*WORK TO DO*. Search the listing below for "индивидуального". Copy each matching line.
--- Begin RAW RECORDS ---
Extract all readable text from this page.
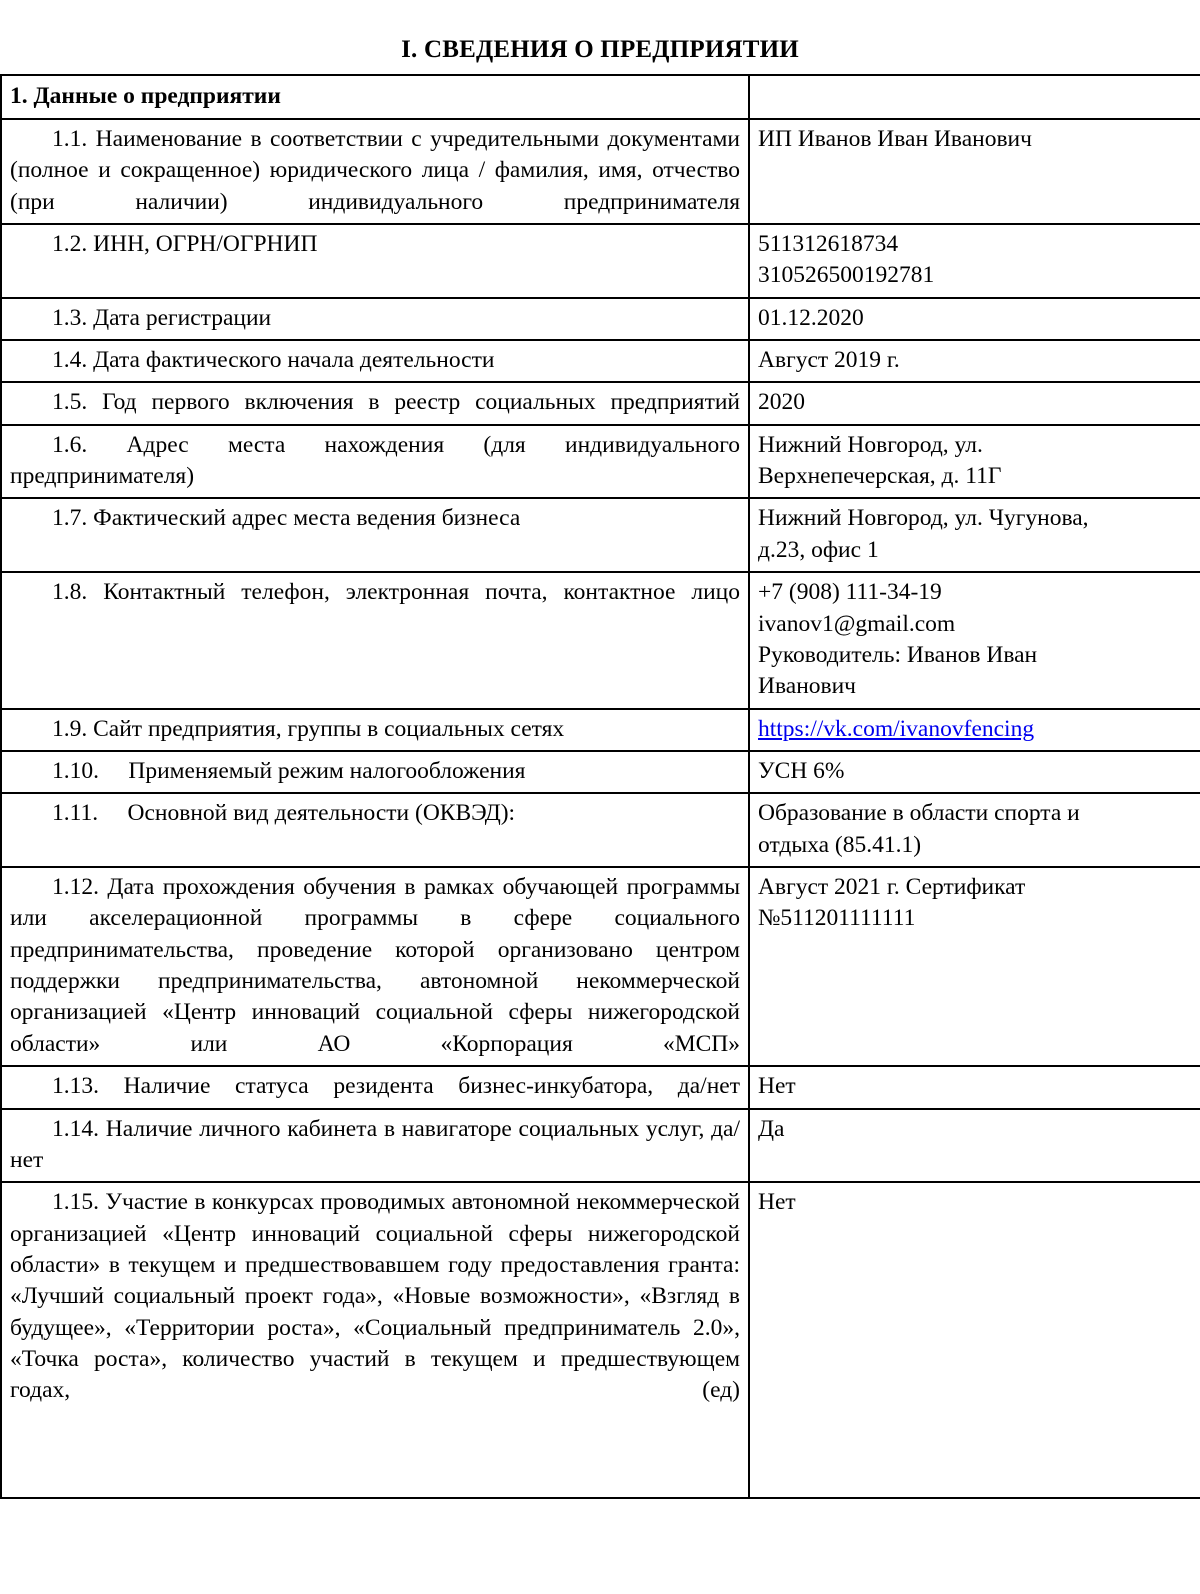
I. СВЕДЕНИЯ О ПРЕДПРИЯТИИ
1. Данные о предприятии	

1.1. Наименование в соответствии с учредительными документами (полное и сокращенное) юридического лица / фамилия, имя, отчество (при наличии) индивидуального предпринимателя	ИП Иванов Иван Иванович

1.2. ИНН, ОГРН/ОГРНИП	511312618734
310526500192781

1.3. Дата регистрации	01.12.2020

1.4. Дата фактического начала деятельности	Август 2019 г.

1.5. Год первого включения в реестр социальных предприятий	2020

1.6. Адрес места нахождения (для индивидуального предпринимателя)	Нижний Новгород, ул.
Верхнепечерская, д. 11Г

1.7. Фактический адрес места ведения бизнеса	Нижний Новгород, ул. Чугунова,
д.23, офис 1

1.8. Контактный телефон, электронная почта, контактное лицо	+7 (908) 111-34-19
ivanov1@gmail.com
Руководитель: Иванов Иван
Иванович

1.9. Сайт предприятия, группы в социальных сетях	https://vk.com/ivanovfencing

1.10.  Применяемый режим налогообложения	УСН 6%

1.11.  Основной вид деятельности (ОКВЭД):	Образование в области спорта и
отдыха (85.41.1)

1.12. Дата прохождения обучения в рамках обучающей программы или акселерационной программы в сфере социального предпринимательства, проведение которой организовано центром поддержки предпринимательства, автономной некоммерческой организацией «Центр инноваций социальной сферы нижегородской области» или АО «Корпорация «МСП»	Август 2021 г. Сертификат
№511201111111

1.13. Наличие статуса резидента бизнес-инкубатора, да/нет	Нет

1.14. Наличие личного кабинета в навигаторе социальных услуг, да/нет	Да

1.15. Участие в конкурсах проводимых автономной некоммерческой организацией «Центр инноваций социальной сферы нижегородской области» в текущем и предшествовавшем году предоставления гранта: «Лучший социальный проект года», «Новые возможности», «Взгляд в будущее», «Территории роста», «Социальный предприниматель 2.0», «Точка роста», количество участий в текущем и предшествующем годах, (ед)	Нет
--- End RAW RECORDS ---
*RESULT FOR THIS TASK*.
1.1. Наименование в соответствии с учредительными документами (полное и сокращенное) юридического лица / фамилия, имя, отчество (при наличии) индивидуального предпринимателя	ИП Иванов Иван Иванович
1.6. Адрес места нахождения (для индивидуального предпринимателя)	Нижний Новгород, ул.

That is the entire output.